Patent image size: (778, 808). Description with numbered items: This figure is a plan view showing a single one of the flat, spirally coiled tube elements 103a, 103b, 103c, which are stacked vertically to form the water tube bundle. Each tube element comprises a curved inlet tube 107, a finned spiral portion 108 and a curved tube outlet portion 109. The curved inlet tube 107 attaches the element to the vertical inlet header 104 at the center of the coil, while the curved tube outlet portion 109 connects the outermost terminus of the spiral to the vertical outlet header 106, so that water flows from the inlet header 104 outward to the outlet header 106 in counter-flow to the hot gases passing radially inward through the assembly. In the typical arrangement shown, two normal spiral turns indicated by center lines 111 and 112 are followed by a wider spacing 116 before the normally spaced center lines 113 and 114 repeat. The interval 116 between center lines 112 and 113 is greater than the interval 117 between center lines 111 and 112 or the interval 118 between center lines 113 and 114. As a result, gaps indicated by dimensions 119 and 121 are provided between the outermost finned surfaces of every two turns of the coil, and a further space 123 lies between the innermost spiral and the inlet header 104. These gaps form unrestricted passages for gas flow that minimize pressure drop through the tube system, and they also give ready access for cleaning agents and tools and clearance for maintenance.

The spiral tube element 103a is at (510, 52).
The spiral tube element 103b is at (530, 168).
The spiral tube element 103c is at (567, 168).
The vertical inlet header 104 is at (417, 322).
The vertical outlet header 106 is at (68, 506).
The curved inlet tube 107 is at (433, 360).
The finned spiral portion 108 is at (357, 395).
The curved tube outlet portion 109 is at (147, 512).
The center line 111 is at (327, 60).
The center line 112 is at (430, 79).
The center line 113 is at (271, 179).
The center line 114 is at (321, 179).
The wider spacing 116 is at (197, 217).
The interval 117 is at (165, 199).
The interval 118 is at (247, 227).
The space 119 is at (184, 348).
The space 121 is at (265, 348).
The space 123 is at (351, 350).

▶ **Directions for this task**
Can you reproduce every line of the items above verbatim, without changing a single word?

▶ **Solution below**
Patent image size: (778, 808). Description with numbered items: This figure is a plan view showing a single one of the flat, spirally coiled tube elements 103a, 103b, 103c, which are stacked vertically to form the water tube bundle. Each tube element comprises a curved inlet tube 107, a finned spiral portion 108 and a curved tube outlet portion 109. The curved inlet tube 107 attaches the element to the vertical inlet header 104 at the center of the coil, while the curved tube outlet portion 109 connects the outermost terminus of the spiral to the vertical outlet header 106, so that water flows from the inlet header 104 outward to the outlet header 106 in counter-flow to the hot gases passing radially inward through the assembly. In the typical arrangement shown, two normal spiral turns indicated by center lines 111 and 112 are followed by a wider spacing 116 before the normally spaced center lines 113 and 114 repeat. The interval 116 between center lines 112 and 113 is greater than the interval 117 between center lines 111 and 112 or the interval 118 between center lines 113 and 114. As a result, gaps indicated by dimensions 119 and 121 are provided between the outermost finned surfaces of every two turns of the coil, and a further space 123 lies between the innermost spiral and the inlet header 104. These gaps form unrestricted passages for gas flow that minimize pressure drop through the tube system, and they also give ready access for cleaning agents and tools and clearance for maintenance.

The spiral tube element 103a is at (510, 52).
The spiral tube element 103b is at (530, 168).
The spiral tube element 103c is at (567, 168).
The vertical inlet header 104 is at (417, 322).
The vertical outlet header 106 is at (68, 506).
The curved inlet tube 107 is at (433, 360).
The finned spiral portion 108 is at (357, 395).
The curved tube outlet portion 109 is at (147, 512).
The center line 111 is at (327, 60).
The center line 112 is at (430, 79).
The center line 113 is at (271, 179).
The center line 114 is at (321, 179).
The wider spacing 116 is at (197, 217).
The interval 117 is at (165, 199).
The interval 118 is at (247, 227).
The space 119 is at (184, 348).
The space 121 is at (265, 348).
The space 123 is at (351, 350).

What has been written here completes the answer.